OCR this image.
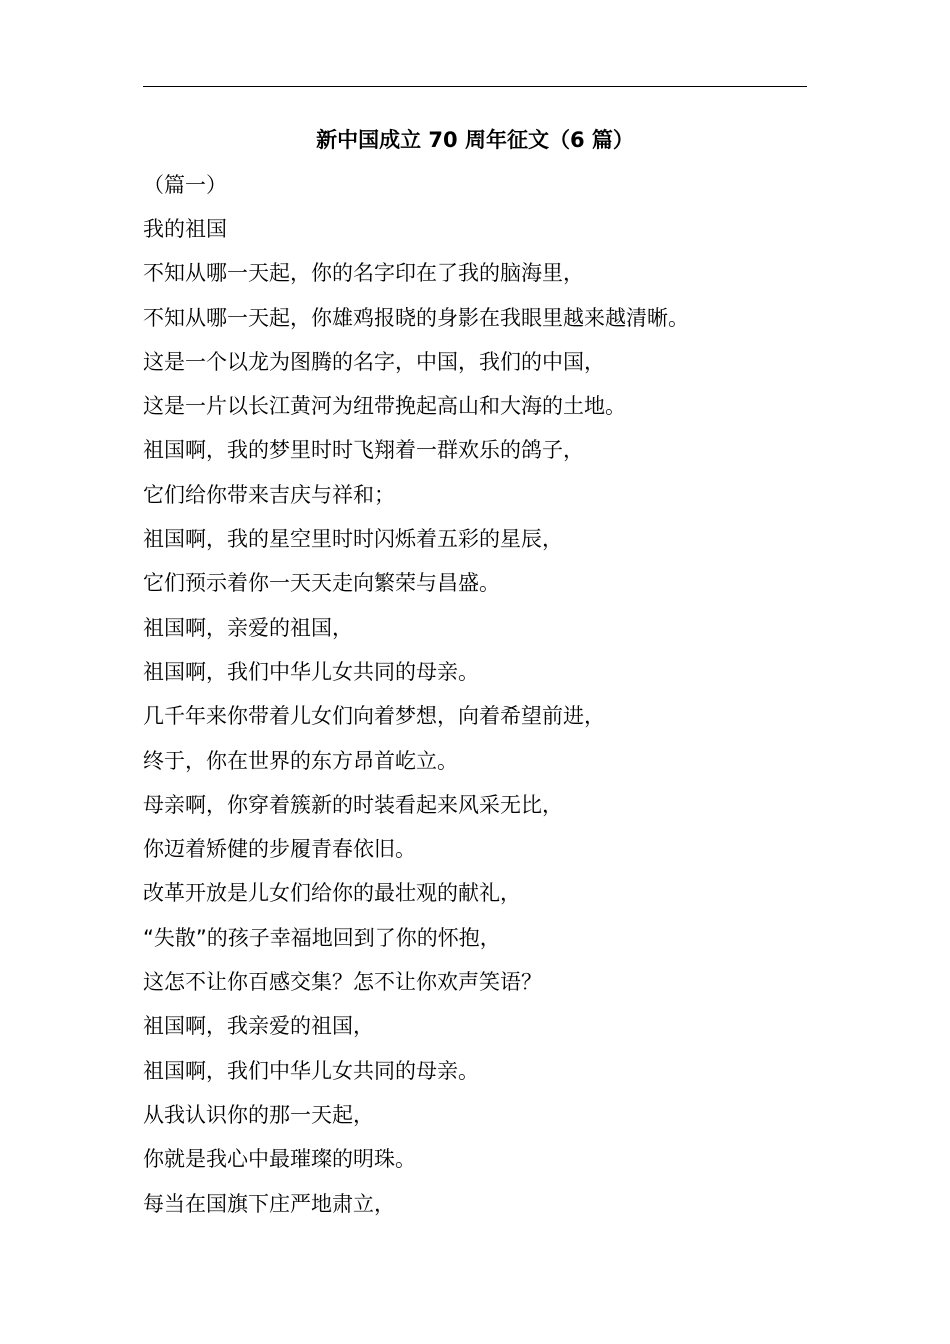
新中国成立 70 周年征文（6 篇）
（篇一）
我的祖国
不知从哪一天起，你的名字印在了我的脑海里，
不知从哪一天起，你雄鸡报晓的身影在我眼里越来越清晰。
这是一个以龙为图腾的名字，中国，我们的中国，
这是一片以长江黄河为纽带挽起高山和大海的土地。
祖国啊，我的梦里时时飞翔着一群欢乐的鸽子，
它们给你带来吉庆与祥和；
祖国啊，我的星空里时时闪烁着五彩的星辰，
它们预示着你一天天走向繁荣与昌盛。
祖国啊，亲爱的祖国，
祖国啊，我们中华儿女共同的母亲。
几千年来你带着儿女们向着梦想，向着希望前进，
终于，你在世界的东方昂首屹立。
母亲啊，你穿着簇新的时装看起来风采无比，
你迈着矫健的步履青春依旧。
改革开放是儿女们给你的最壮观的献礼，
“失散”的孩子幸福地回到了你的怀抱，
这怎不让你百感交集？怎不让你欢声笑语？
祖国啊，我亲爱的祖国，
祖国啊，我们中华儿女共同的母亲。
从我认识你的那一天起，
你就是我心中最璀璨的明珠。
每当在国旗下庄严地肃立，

...

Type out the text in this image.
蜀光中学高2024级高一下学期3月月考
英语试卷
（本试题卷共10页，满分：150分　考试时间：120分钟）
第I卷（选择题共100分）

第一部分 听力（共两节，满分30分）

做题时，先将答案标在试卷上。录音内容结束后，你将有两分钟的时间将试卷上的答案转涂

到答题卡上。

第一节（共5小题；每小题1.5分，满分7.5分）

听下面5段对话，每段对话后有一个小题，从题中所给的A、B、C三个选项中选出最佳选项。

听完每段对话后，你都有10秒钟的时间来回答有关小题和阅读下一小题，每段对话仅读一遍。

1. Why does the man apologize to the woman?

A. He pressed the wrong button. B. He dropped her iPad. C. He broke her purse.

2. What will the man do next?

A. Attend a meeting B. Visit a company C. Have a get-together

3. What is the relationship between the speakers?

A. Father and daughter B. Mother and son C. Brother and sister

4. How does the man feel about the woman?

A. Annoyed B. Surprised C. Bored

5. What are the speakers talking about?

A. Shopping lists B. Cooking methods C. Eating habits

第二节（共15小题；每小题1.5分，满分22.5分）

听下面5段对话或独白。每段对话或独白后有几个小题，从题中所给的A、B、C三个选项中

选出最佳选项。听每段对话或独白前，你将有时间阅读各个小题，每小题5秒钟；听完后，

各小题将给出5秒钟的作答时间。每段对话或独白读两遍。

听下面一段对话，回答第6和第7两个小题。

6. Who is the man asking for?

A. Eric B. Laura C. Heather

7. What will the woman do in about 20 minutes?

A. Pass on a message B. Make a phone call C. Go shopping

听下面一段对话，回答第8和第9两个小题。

== What is being asked ==
A line counts if it holds the word "this". How many lines of the entries count? Give the number only.

== Exercise response ==
2